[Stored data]
--
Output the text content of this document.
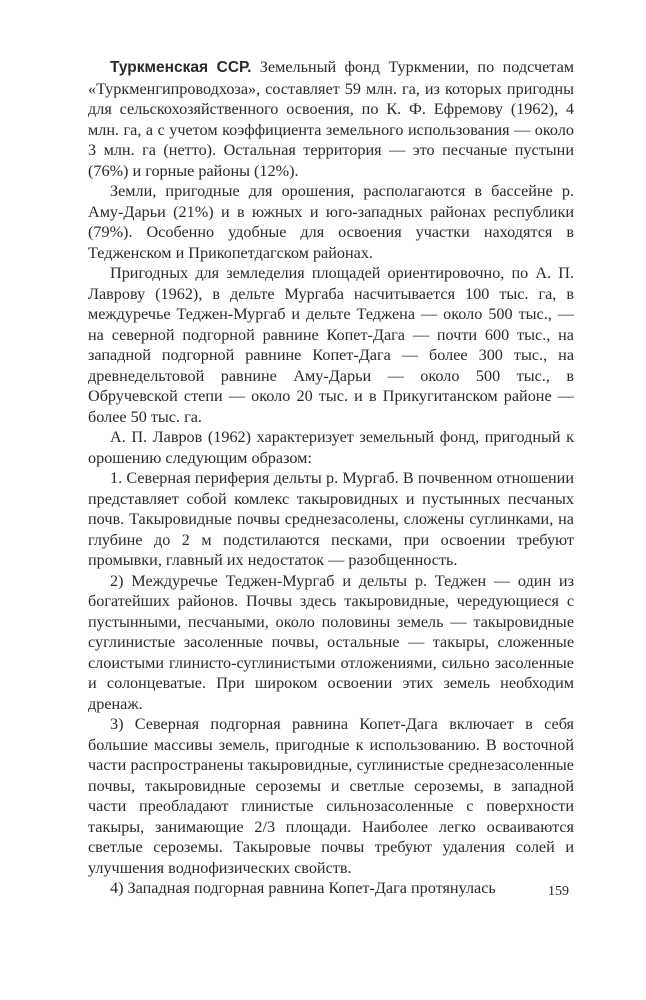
Туркменская ССР. Земельный фонд Туркмении, по подсчетам «Туркменгипроводхоза», составляет 59 млн. га, из которых пригодны для сельскохозяйственного освоения, по К. Ф. Ефремову (1962), 4 млн. га, а с учетом коэффициента земельного использования — около 3 млн. га (нетто). Остальная территория — это песчаные пустыни (76%) и горные районы (12%).

Земли, пригодные для орошения, располагаются в бассейне р. Аму-Дарьи (21%) и в южных и юго-западных районах республики (79%). Особенно удобные для освоения участки находятся в Тедженском и Прикопетдагском районах.

Пригодных для земледелия площадей ориентировочно, по А. П. Лаврову (1962), в дельте Мургаба насчитывается 100 тыс. га, в междуречье Теджен-Мургаб и дельте Теджена — около 500 тыс., — на северной подгорной равнине Копет-Дага — почти 600 тыс., на западной подгорной равнине Копет-Дага — более 300 тыс., на древнедельтовой равнине Аму-Дарьи — около 500 тыс., в Обручевской степи — около 20 тыс. и в Прикугитанском районе — более 50 тыс. га.

А. П. Лавров (1962) характеризует земельный фонд, пригодный к орошению следующим образом:

1. Северная периферия дельты р. Мургаб. В почвенном отношении представляет собой комлекс такыровидных и пустынных песчаных почв. Такыровидные почвы среднезасолены, сложены суглинками, на глубине до 2 м подстилаются песками, при освоении требуют промывки, главный их недостаток — разобщенность.

2) Междуречье Теджен-Мургаб и дельты р. Теджен — один из богатейших районов. Почвы здесь такыровидные, чередующиеся с пустынными, песчаными, около половины земель — такыровидные суглинистые засоленные почвы, остальные — такыры, сложенные слоистыми глинисто-суглинистыми отложениями, сильно засоленные и солонцеватые. При широком освоении этих земель необходим дренаж.

3) Северная подгорная равнина Копет-Дага включает в себя большие массивы земель, пригодные к использованию. В восточной части распространены такыровидные, суглинистые среднезасоленные почвы, такыровидные сероземы и светлые сероземы, в западной части преобладают глинистые сильнозасоленные с поверхности такыры, занимающие 2/3 площади. Наиболее легко осваиваются светлые сероземы. Такыровые почвы требуют удаления солей и улучшения воднофизических свойств.

4) Западная подгорная равнина Копет-Дага протянулась	159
--
WHAT TO WORK ON.
Print every record above exactly as written, leaving out the pictures.

TASK ANSWER.
Output the text content of this document.
Туркменская ССР. Земельный фонд Туркмении, по подсчетам «Туркменгипроводхоза», составляет 59 млн. га, из которых пригодны для сельскохозяйственного освоения, по К. Ф. Ефремову (1962), 4 млн. га, а с учетом коэффициента земельного использования — около 3 млн. га (нетто). Остальная территория — это песчаные пустыни (76%) и горные районы (12%).

Земли, пригодные для орошения, располагаются в бассейне р. Аму-Дарьи (21%) и в южных и юго-западных районах республики (79%). Особенно удобные для освоения участки находятся в Тедженском и Прикопетдагском районах.

Пригодных для земледелия площадей ориентировочно, по А. П. Лаврову (1962), в дельте Мургаба насчитывается 100 тыс. га, в междуречье Теджен-Мургаб и дельте Теджена — около 500 тыс., — на северной подгорной равнине Копет-Дага — почти 600 тыс., на западной подгорной равнине Копет-Дага — более 300 тыс., на древнедельтовой равнине Аму-Дарьи — около 500 тыс., в Обручевской степи — около 20 тыс. и в Прикугитанском районе — более 50 тыс. га.

А. П. Лавров (1962) характеризует земельный фонд, пригодный к орошению следующим образом:

1. Северная периферия дельты р. Мургаб. В почвенном отношении представляет собой комлекс такыровидных и пустынных песчаных почв. Такыровидные почвы среднезасолены, сложены суглинками, на глубине до 2 м подстилаются песками, при освоении требуют промывки, главный их недостаток — разобщенность.

2) Междуречье Теджен-Мургаб и дельты р. Теджен — один из богатейших районов. Почвы здесь такыровидные, чередующиеся с пустынными, песчаными, около половины земель — такыровидные суглинистые засоленные почвы, остальные — такыры, сложенные слоистыми глинисто-суглинистыми отложениями, сильно засоленные и солонцеватые. При широком освоении этих земель необходим дренаж.

3) Северная подгорная равнина Копет-Дага включает в себя большие массивы земель, пригодные к использованию. В восточной части распространены такыровидные, суглинистые среднезасоленные почвы, такыровидные сероземы и светлые сероземы, в западной части преобладают глинистые сильнозасоленные с поверхности такыры, занимающие 2/3 площади. Наиболее легко осваиваются светлые сероземы. Такыровые почвы требуют удаления солей и улучшения воднофизических свойств.

4) Западная подгорная равнина Копет-Дага протянулась	159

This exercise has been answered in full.